─── PROVIDED RECORDS
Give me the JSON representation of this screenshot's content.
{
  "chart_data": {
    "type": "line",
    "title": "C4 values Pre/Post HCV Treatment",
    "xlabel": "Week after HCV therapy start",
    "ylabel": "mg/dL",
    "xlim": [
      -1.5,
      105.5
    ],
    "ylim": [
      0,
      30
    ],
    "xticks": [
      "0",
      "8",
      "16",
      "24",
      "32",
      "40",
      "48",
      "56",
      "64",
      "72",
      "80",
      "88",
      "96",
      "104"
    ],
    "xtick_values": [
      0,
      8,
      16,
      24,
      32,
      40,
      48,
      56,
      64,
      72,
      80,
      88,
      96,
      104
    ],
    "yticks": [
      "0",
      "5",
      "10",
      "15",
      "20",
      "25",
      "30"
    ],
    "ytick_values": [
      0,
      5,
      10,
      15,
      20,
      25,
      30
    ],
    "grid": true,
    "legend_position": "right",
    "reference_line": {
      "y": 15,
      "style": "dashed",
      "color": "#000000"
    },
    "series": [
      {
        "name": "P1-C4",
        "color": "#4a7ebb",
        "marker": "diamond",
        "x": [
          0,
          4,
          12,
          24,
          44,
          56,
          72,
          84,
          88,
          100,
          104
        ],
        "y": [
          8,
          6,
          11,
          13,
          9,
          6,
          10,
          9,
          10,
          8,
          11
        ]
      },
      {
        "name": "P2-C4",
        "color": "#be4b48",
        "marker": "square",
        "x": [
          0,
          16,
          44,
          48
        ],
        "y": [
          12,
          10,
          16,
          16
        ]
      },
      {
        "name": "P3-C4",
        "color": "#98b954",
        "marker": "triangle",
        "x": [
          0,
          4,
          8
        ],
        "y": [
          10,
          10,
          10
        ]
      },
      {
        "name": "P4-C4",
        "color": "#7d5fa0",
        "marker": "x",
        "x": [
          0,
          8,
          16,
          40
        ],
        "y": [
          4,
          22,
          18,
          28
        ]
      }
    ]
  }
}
──────
◆ PROBLEM DETAILS ◆
Reproduce the material in full, with no word added or dropped.

◆ EXERCISE RESULT ◆
Give me the JSON representation of this screenshot's content.
{
  "chart_data": {
    "type": "line",
    "title": "C4 values Pre/Post HCV Treatment",
    "xlabel": "Week after HCV therapy start",
    "ylabel": "mg/dL",
    "xlim": [
      -1.5,
      105.5
    ],
    "ylim": [
      0,
      30
    ],
    "xticks": [
      "0",
      "8",
      "16",
      "24",
      "32",
      "40",
      "48",
      "56",
      "64",
      "72",
      "80",
      "88",
      "96",
      "104"
    ],
    "xtick_values": [
      0,
      8,
      16,
      24,
      32,
      40,
      48,
      56,
      64,
      72,
      80,
      88,
      96,
      104
    ],
    "yticks": [
      "0",
      "5",
      "10",
      "15",
      "20",
      "25",
      "30"
    ],
    "ytick_values": [
      0,
      5,
      10,
      15,
      20,
      25,
      30
    ],
    "grid": true,
    "legend_position": "right",
    "reference_line": {
      "y": 15,
      "style": "dashed",
      "color": "#000000"
    },
    "series": [
      {
        "name": "P1-C4",
        "color": "#4a7ebb",
        "marker": "diamond",
        "x": [
          0,
          4,
          12,
          24,
          44,
          56,
          72,
          84,
          88,
          100,
          104
        ],
        "y": [
          8,
          6,
          11,
          13,
          9,
          6,
          10,
          9,
          10,
          8,
          11
        ]
      },
      {
        "name": "P2-C4",
        "color": "#be4b48",
        "marker": "square",
        "x": [
          0,
          16,
          44,
          48
        ],
        "y": [
          12,
          10,
          16,
          16
        ]
      },
      {
        "name": "P3-C4",
        "color": "#98b954",
        "marker": "triangle",
        "x": [
          0,
          4,
          8
        ],
        "y": [
          10,
          10,
          10
        ]
      },
      {
        "name": "P4-C4",
        "color": "#7d5fa0",
        "marker": "x",
        "x": [
          0,
          8,
          16,
          40
        ],
        "y": [
          4,
          22,
          18,
          28
        ]
      }
    ]
  }
}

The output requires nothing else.